**WHAT THIS TASK INVOLVES**: Reproduce each line of the material precisely.
++++++++
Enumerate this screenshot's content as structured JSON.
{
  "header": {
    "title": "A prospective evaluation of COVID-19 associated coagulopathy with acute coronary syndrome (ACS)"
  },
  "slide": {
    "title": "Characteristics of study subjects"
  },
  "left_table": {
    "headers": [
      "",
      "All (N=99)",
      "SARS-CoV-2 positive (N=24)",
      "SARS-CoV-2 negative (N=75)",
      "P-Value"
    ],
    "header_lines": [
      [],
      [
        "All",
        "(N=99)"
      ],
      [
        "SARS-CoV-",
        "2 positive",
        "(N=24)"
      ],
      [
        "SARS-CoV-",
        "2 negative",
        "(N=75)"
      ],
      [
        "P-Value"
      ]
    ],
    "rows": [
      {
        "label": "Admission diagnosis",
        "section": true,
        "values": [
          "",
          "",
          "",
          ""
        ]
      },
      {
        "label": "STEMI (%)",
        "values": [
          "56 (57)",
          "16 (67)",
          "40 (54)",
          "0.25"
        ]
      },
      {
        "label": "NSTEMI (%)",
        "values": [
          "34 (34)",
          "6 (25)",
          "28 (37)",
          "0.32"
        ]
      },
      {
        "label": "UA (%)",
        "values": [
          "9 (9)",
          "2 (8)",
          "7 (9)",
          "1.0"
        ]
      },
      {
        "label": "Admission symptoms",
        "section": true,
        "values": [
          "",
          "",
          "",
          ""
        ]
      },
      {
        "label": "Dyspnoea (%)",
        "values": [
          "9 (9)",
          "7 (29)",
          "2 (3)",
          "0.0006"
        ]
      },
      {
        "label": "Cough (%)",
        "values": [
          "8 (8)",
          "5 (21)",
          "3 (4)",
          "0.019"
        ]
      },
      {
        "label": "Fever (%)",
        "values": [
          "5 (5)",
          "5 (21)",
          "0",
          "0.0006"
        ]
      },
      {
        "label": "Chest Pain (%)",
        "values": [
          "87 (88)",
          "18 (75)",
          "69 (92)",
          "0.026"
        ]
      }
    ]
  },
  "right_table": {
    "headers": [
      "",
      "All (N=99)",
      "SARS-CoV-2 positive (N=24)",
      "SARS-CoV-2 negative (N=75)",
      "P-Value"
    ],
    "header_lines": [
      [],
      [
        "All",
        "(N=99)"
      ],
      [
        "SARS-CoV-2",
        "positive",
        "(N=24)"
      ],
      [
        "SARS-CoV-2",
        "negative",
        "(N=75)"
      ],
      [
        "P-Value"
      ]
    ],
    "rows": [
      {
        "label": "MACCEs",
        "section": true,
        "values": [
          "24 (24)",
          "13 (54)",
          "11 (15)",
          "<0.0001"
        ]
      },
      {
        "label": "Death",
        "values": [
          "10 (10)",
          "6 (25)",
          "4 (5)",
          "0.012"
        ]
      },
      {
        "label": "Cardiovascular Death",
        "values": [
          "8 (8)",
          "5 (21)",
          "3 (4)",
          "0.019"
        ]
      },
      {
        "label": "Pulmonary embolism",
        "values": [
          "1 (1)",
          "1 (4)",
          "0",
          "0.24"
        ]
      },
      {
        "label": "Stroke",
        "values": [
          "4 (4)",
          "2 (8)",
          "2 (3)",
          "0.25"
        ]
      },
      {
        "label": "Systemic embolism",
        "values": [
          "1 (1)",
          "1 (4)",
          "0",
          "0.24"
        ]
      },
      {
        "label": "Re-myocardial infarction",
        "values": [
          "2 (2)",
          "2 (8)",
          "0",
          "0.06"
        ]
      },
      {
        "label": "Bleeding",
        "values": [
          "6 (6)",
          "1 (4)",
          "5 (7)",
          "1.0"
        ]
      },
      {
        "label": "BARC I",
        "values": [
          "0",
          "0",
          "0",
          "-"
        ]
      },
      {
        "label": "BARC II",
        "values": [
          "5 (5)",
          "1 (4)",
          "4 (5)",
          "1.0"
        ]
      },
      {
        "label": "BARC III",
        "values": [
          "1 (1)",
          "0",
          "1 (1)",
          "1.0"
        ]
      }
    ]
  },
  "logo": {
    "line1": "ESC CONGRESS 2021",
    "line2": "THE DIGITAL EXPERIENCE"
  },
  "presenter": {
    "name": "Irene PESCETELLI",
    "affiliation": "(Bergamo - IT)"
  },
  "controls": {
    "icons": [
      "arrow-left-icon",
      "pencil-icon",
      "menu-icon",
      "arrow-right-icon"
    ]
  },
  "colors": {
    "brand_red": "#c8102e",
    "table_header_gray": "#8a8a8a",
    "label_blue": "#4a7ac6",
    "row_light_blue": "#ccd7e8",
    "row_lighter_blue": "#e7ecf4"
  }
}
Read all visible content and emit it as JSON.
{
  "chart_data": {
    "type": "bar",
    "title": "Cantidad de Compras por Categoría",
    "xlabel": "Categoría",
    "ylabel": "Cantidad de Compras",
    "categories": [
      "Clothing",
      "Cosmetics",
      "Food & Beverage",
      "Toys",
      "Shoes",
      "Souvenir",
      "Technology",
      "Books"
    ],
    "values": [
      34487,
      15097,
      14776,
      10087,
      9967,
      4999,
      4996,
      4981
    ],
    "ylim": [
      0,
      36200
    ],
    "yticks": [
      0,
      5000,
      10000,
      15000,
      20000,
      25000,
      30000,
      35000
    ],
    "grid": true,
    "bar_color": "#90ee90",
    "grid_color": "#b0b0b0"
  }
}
++++++++
**TASK ANSWER**:
Enumerate this screenshot's content as structured JSON.
{
  "header": {
    "title": "A prospective evaluation of COVID-19 associated coagulopathy with acute coronary syndrome (ACS)"
  },
  "slide": {
    "title": "Characteristics of study subjects"
  },
  "left_table": {
    "headers": [
      "",
      "All (N=99)",
      "SARS-CoV-2 positive (N=24)",
      "SARS-CoV-2 negative (N=75)",
      "P-Value"
    ],
    "header_lines": [
      [],
      [
        "All",
        "(N=99)"
      ],
      [
        "SARS-CoV-",
        "2 positive",
        "(N=24)"
      ],
      [
        "SARS-CoV-",
        "2 negative",
        "(N=75)"
      ],
      [
        "P-Value"
      ]
    ],
    "rows": [
      {
        "label": "Admission diagnosis",
        "section": true,
        "values": [
          "",
          "",
          "",
          ""
        ]
      },
      {
        "label": "STEMI (%)",
        "values": [
          "56 (57)",
          "16 (67)",
          "40 (54)",
          "0.25"
        ]
      },
      {
        "label": "NSTEMI (%)",
        "values": [
          "34 (34)",
          "6 (25)",
          "28 (37)",
          "0.32"
        ]
      },
      {
        "label": "UA (%)",
        "values": [
          "9 (9)",
          "2 (8)",
          "7 (9)",
          "1.0"
        ]
      },
      {
        "label": "Admission symptoms",
        "section": true,
        "values": [
          "",
          "",
          "",
          ""
        ]
      },
      {
        "label": "Dyspnoea (%)",
        "values": [
          "9 (9)",
          "7 (29)",
          "2 (3)",
          "0.0006"
        ]
      },
      {
        "label": "Cough (%)",
        "values": [
          "8 (8)",
          "5 (21)",
          "3 (4)",
          "0.019"
        ]
      },
      {
        "label": "Fever (%)",
        "values": [
          "5 (5)",
          "5 (21)",
          "0",
          "0.0006"
        ]
      },
      {
        "label": "Chest Pain (%)",
        "values": [
          "87 (88)",
          "18 (75)",
          "69 (92)",
          "0.026"
        ]
      }
    ]
  },
  "right_table": {
    "headers": [
      "",
      "All (N=99)",
      "SARS-CoV-2 positive (N=24)",
      "SARS-CoV-2 negative (N=75)",
      "P-Value"
    ],
    "header_lines": [
      [],
      [
        "All",
        "(N=99)"
      ],
      [
        "SARS-CoV-2",
        "positive",
        "(N=24)"
      ],
      [
        "SARS-CoV-2",
        "negative",
        "(N=75)"
      ],
      [
        "P-Value"
      ]
    ],
    "rows": [
      {
        "label": "MACCEs",
        "section": true,
        "values": [
          "24 (24)",
          "13 (54)",
          "11 (15)",
          "<0.0001"
        ]
      },
      {
        "label": "Death",
        "values": [
          "10 (10)",
          "6 (25)",
          "4 (5)",
          "0.012"
        ]
      },
      {
        "label": "Cardiovascular Death",
        "values": [
          "8 (8)",
          "5 (21)",
          "3 (4)",
          "0.019"
        ]
      },
      {
        "label": "Pulmonary embolism",
        "values": [
          "1 (1)",
          "1 (4)",
          "0",
          "0.24"
        ]
      },
      {
        "label": "Stroke",
        "values": [
          "4 (4)",
          "2 (8)",
          "2 (3)",
          "0.25"
        ]
      },
      {
        "label": "Systemic embolism",
        "values": [
          "1 (1)",
          "1 (4)",
          "0",
          "0.24"
        ]
      },
      {
        "label": "Re-myocardial infarction",
        "values": [
          "2 (2)",
          "2 (8)",
          "0",
          "0.06"
        ]
      },
      {
        "label": "Bleeding",
        "values": [
          "6 (6)",
          "1 (4)",
          "5 (7)",
          "1.0"
        ]
      },
      {
        "label": "BARC I",
        "values": [
          "0",
          "0",
          "0",
          "-"
        ]
      },
      {
        "label": "BARC II",
        "values": [
          "5 (5)",
          "1 (4)",
          "4 (5)",
          "1.0"
        ]
      },
      {
        "label": "BARC III",
        "values": [
          "1 (1)",
          "0",
          "1 (1)",
          "1.0"
        ]
      }
    ]
  },
  "logo": {
    "line1": "ESC CONGRESS 2021",
    "line2": "THE DIGITAL EXPERIENCE"
  },
  "presenter": {
    "name": "Irene PESCETELLI",
    "affiliation": "(Bergamo - IT)"
  },
  "controls": {
    "icons": [
      "arrow-left-icon",
      "pencil-icon",
      "menu-icon",
      "arrow-right-icon"
    ]
  },
  "colors": {
    "brand_red": "#c8102e",
    "table_header_gray": "#8a8a8a",
    "label_blue": "#4a7ac6",
    "row_light_blue": "#ccd7e8",
    "row_lighter_blue": "#e7ecf4"
  }
}
Read all visible content and emit it as JSON.
{
  "chart_data": {
    "type": "bar",
    "title": "Cantidad de Compras por Categoría",
    "xlabel": "Categoría",
    "ylabel": "Cantidad de Compras",
    "categories": [
      "Clothing",
      "Cosmetics",
      "Food & Beverage",
      "Toys",
      "Shoes",
      "Souvenir",
      "Technology",
      "Books"
    ],
    "values": [
      34487,
      15097,
      14776,
      10087,
      9967,
      4999,
      4996,
      4981
    ],
    "ylim": [
      0,
      36200
    ],
    "yticks": [
      0,
      5000,
      10000,
      15000,
      20000,
      25000,
      30000,
      35000
    ],
    "grid": true,
    "bar_color": "#90ee90",
    "grid_color": "#b0b0b0"
  }
}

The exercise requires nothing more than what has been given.